#### PROVIDED DATA
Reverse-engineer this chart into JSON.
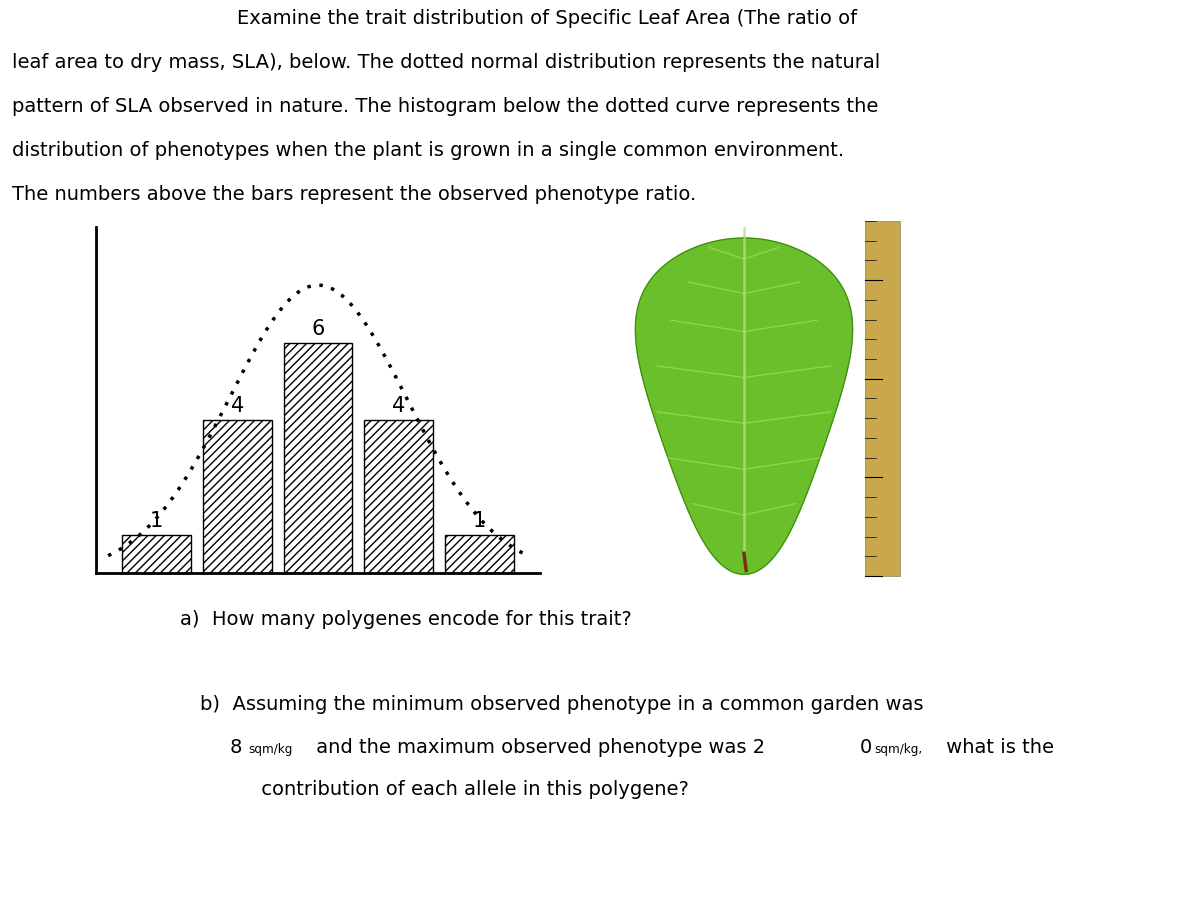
{
  "title_lines": [
    "                                    Examine the trait distribution of Specific Leaf Area (The ratio of",
    "leaf area to dry mass, SLA), below. The dotted normal distribution represents the natural",
    "pattern of SLA observed in nature. The histogram below the dotted curve represents the",
    "distribution of phenotypes when the plant is grown in a single common environment.",
    "The numbers above the bars represent the observed phenotype ratio."
  ],
  "bar_heights": [
    1,
    4,
    6,
    4,
    1
  ],
  "bar_labels": [
    "1",
    "4",
    "6",
    "4",
    "1"
  ],
  "bar_color": "#ffffff",
  "bar_edgecolor": "#000000",
  "hatch": "////",
  "question_a": "a)  How many polygenes encode for this trait?",
  "question_b_line1": "b)  Assuming the minimum observed phenotype in a common garden was",
  "question_b_line3": "     contribution of each allele in this polygene?",
  "background_color": "#ffffff",
  "text_color": "#000000",
  "title_fontsize": 14.0,
  "question_fontsize": 14.0,
  "fig_width": 12.0,
  "fig_height": 9.1,
  "leaf_bg": "#000000",
  "leaf_green": "#6abf2a",
  "leaf_dark_green": "#3d8a10",
  "ruler_color": "#c8a84b"
}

#### INSTRUCTIONS TO FOLLOW
The answer should hold every line of the listing, copied exactly, with no pictures.

#### EXPECTED ANSWER
Reverse-engineer this chart into JSON.
{
  "title_lines": [
    "                                    Examine the trait distribution of Specific Leaf Area (The ratio of",
    "leaf area to dry mass, SLA), below. The dotted normal distribution represents the natural",
    "pattern of SLA observed in nature. The histogram below the dotted curve represents the",
    "distribution of phenotypes when the plant is grown in a single common environment.",
    "The numbers above the bars represent the observed phenotype ratio."
  ],
  "bar_heights": [
    1,
    4,
    6,
    4,
    1
  ],
  "bar_labels": [
    "1",
    "4",
    "6",
    "4",
    "1"
  ],
  "bar_color": "#ffffff",
  "bar_edgecolor": "#000000",
  "hatch": "////",
  "question_a": "a)  How many polygenes encode for this trait?",
  "question_b_line1": "b)  Assuming the minimum observed phenotype in a common garden was",
  "question_b_line3": "     contribution of each allele in this polygene?",
  "background_color": "#ffffff",
  "text_color": "#000000",
  "title_fontsize": 14.0,
  "question_fontsize": 14.0,
  "fig_width": 12.0,
  "fig_height": 9.1,
  "leaf_bg": "#000000",
  "leaf_green": "#6abf2a",
  "leaf_dark_green": "#3d8a10",
  "ruler_color": "#c8a84b"
}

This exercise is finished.